DIRECTION –
Reproduce the listing exactly, with no pictures in your copy.

DATA ENTRIES –

· · · ·

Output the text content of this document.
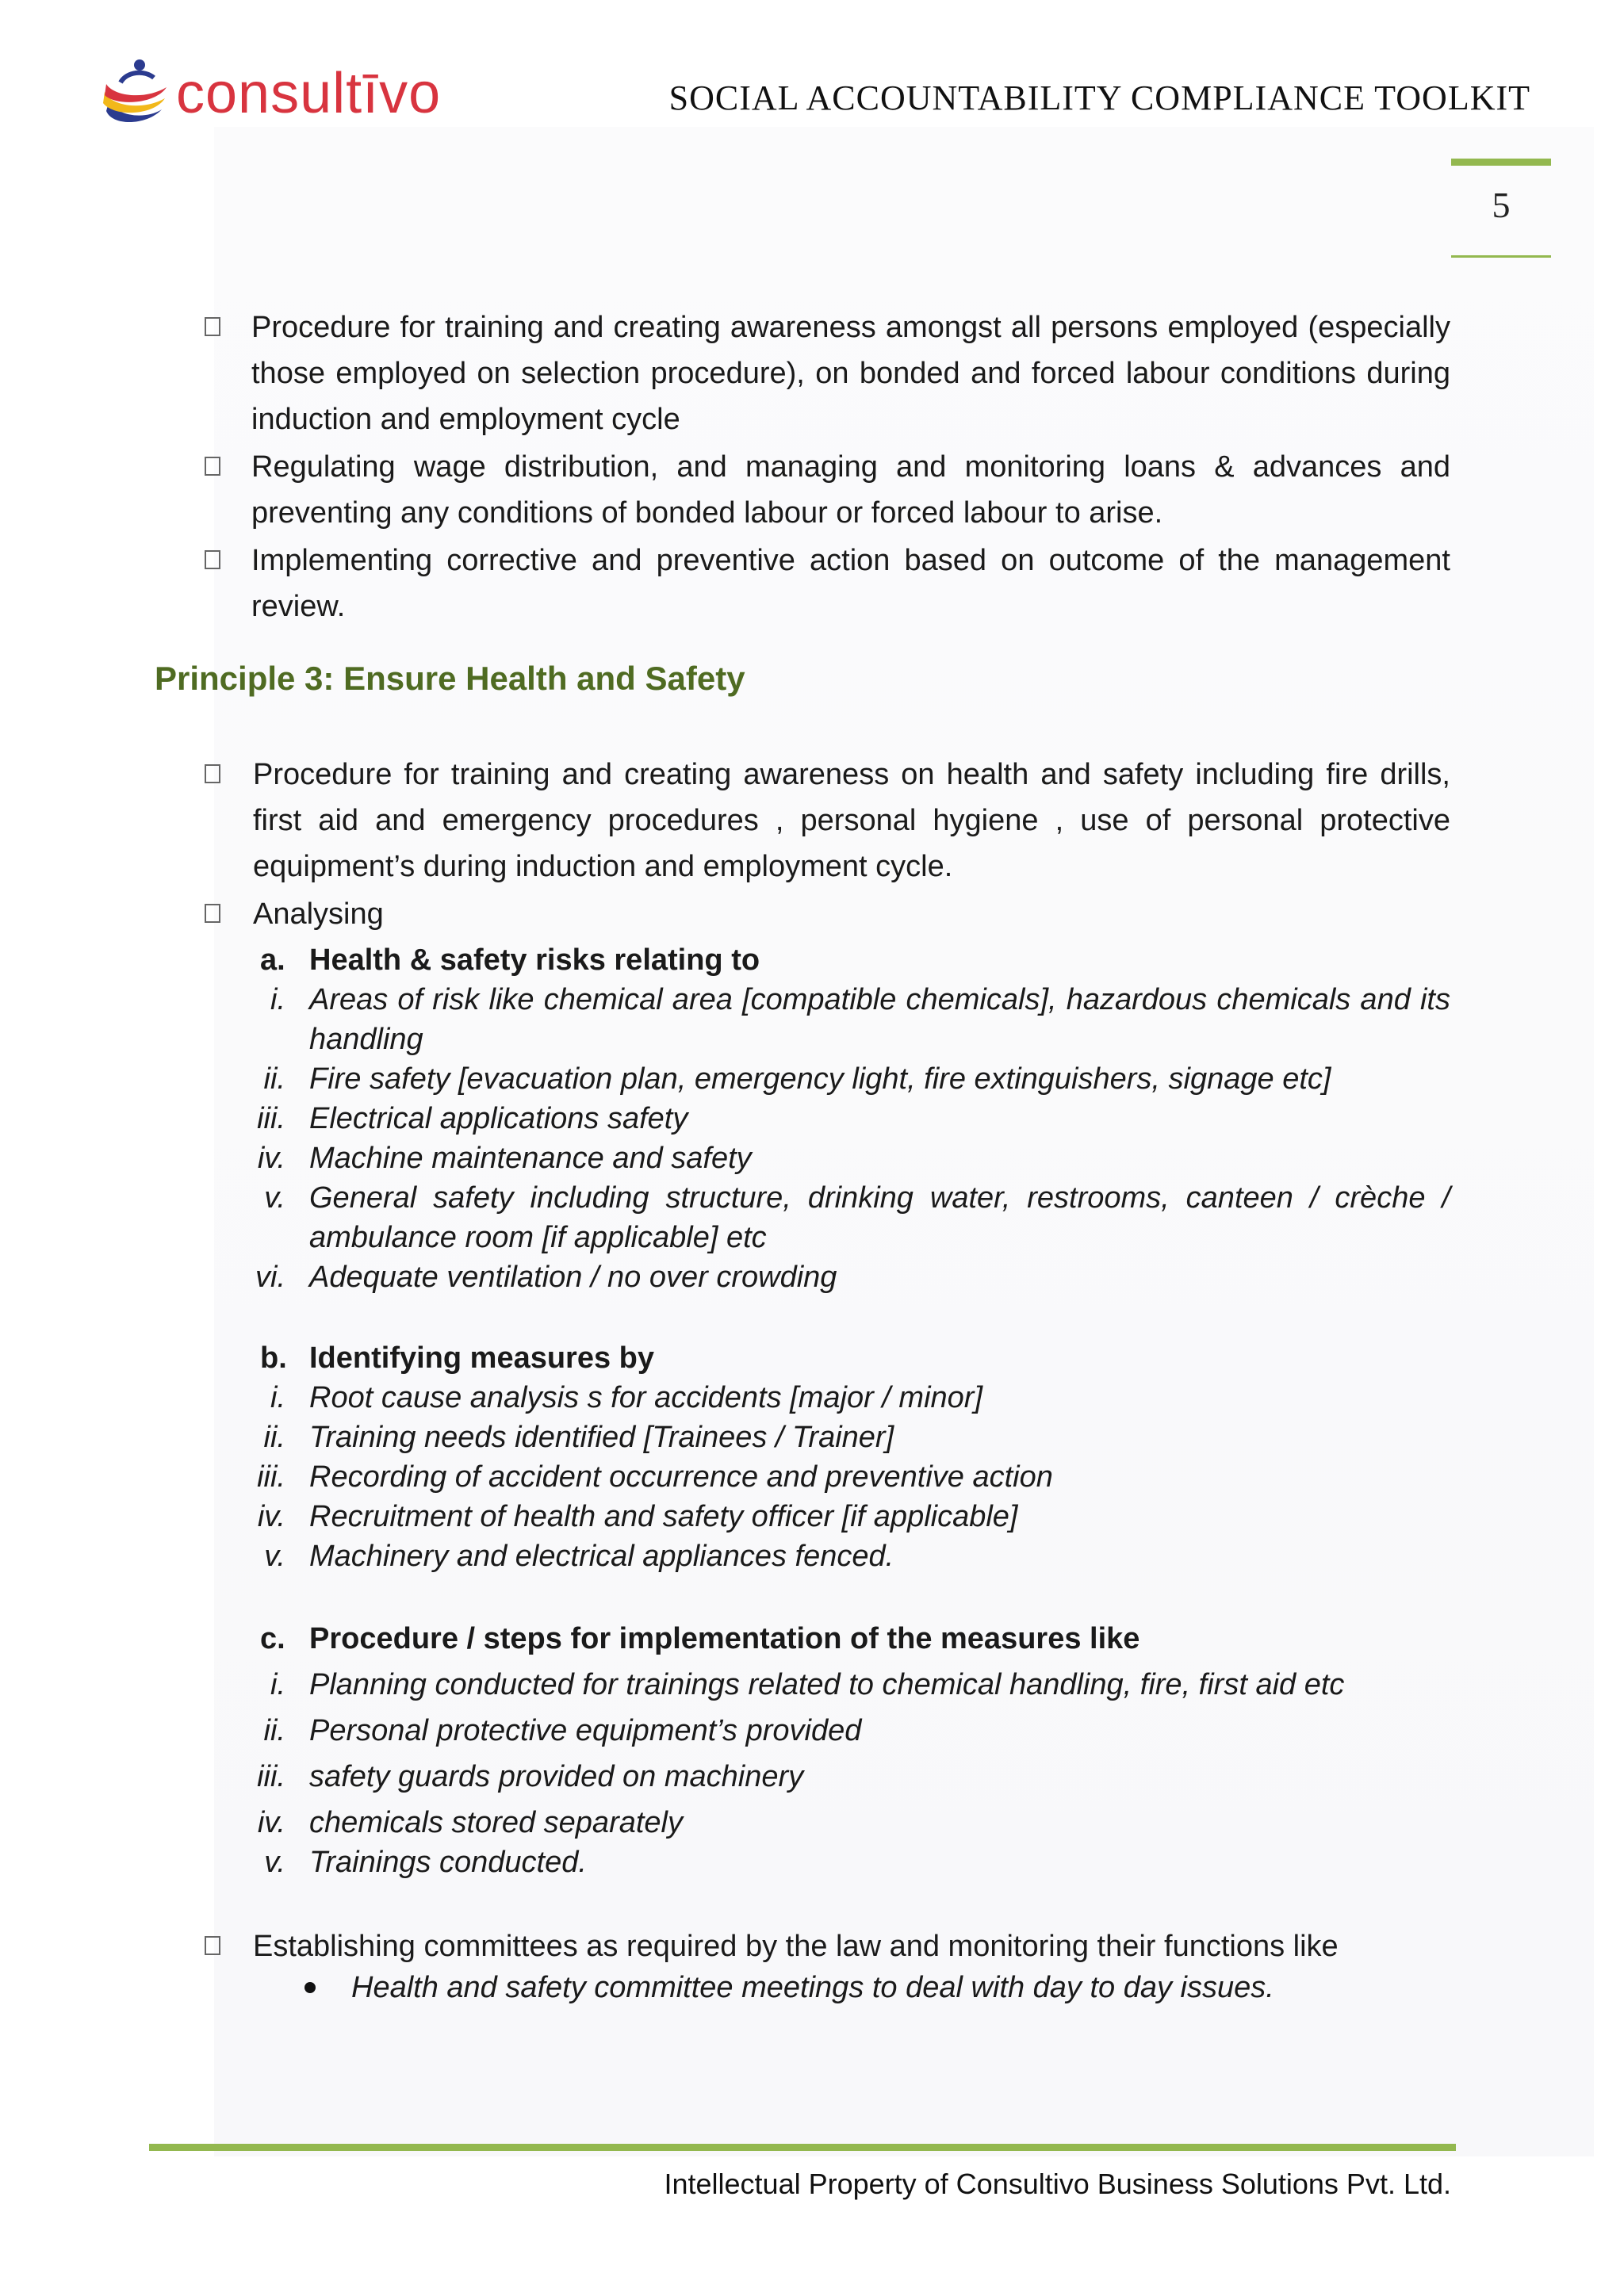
consultīvo	SOCIAL ACCOUNTABILITY COMPLIANCE TOOLKIT
5
Procedure for training and creating awareness amongst all persons employed (especially those employed on selection procedure), on bonded and forced labour conditions during induction and employment cycle
Regulating wage distribution, and managing and monitoring loans & advances and preventing any conditions of bonded labour or forced labour to arise.
Implementing corrective and preventive action based on outcome of the management review.
Principle 3: Ensure Health and Safety
Procedure for training and creating awareness on health and safety including fire drills, first aid and emergency procedures , personal hygiene , use of personal protective equipment’s during induction and employment cycle.
Analysing
a. Health & safety risks relating to
i. Areas of risk like chemical area [compatible chemicals], hazardous chemicals and its handling
ii. Fire safety [evacuation plan, emergency light, fire extinguishers, signage etc]
iii. Electrical applications safety
iv. Machine maintenance and safety
v. General safety including structure, drinking water, restrooms, canteen / crèche / ambulance room [if applicable] etc
vi. Adequate ventilation / no over crowding
b. Identifying measures by
i. Root cause analysis s for accidents [major / minor]
ii. Training needs identified [Trainees / Trainer]
iii. Recording of accident occurrence and preventive action
iv. Recruitment of health and safety officer [if applicable]
v. Machinery and electrical appliances fenced.
c. Procedure / steps for implementation of the measures like
i. Planning conducted for trainings related to chemical handling, fire, first aid etc
ii. Personal protective equipment’s provided
iii. safety guards provided on machinery
iv. chemicals stored separately
v. Trainings conducted.
Establishing committees as required by the law and monitoring their functions like
Health and safety committee meetings to deal with day to day issues.
Intellectual Property of Consultivo Business Solutions Pvt. Ltd.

· · · ·

RESPONSE TO THE TASK –
Output the text content of this document.
consultīvo	SOCIAL ACCOUNTABILITY COMPLIANCE TOOLKIT
5
Procedure for training and creating awareness amongst all persons employed (especially those employed on selection procedure), on bonded and forced labour conditions during induction and employment cycle
Regulating wage distribution, and managing and monitoring loans & advances and preventing any conditions of bonded labour or forced labour to arise.
Implementing corrective and preventive action based on outcome of the management review.
Principle 3: Ensure Health and Safety
Procedure for training and creating awareness on health and safety including fire drills, first aid and emergency procedures , personal hygiene , use of personal protective equipment’s during induction and employment cycle.
Analysing
a. Health & safety risks relating to
i. Areas of risk like chemical area [compatible chemicals], hazardous chemicals and its handling
ii. Fire safety [evacuation plan, emergency light, fire extinguishers, signage etc]
iii. Electrical applications safety
iv. Machine maintenance and safety
v. General safety including structure, drinking water, restrooms, canteen / crèche / ambulance room [if applicable] etc
vi. Adequate ventilation / no over crowding
b. Identifying measures by
i. Root cause analysis s for accidents [major / minor]
ii. Training needs identified [Trainees / Trainer]
iii. Recording of accident occurrence and preventive action
iv. Recruitment of health and safety officer [if applicable]
v. Machinery and electrical appliances fenced.
c. Procedure / steps for implementation of the measures like
i. Planning conducted for trainings related to chemical handling, fire, first aid etc
ii. Personal protective equipment’s provided
iii. safety guards provided on machinery
iv. chemicals stored separately
v. Trainings conducted.
Establishing committees as required by the law and monitoring their functions like
Health and safety committee meetings to deal with day to day issues.
Intellectual Property of Consultivo Business Solutions Pvt. Ltd.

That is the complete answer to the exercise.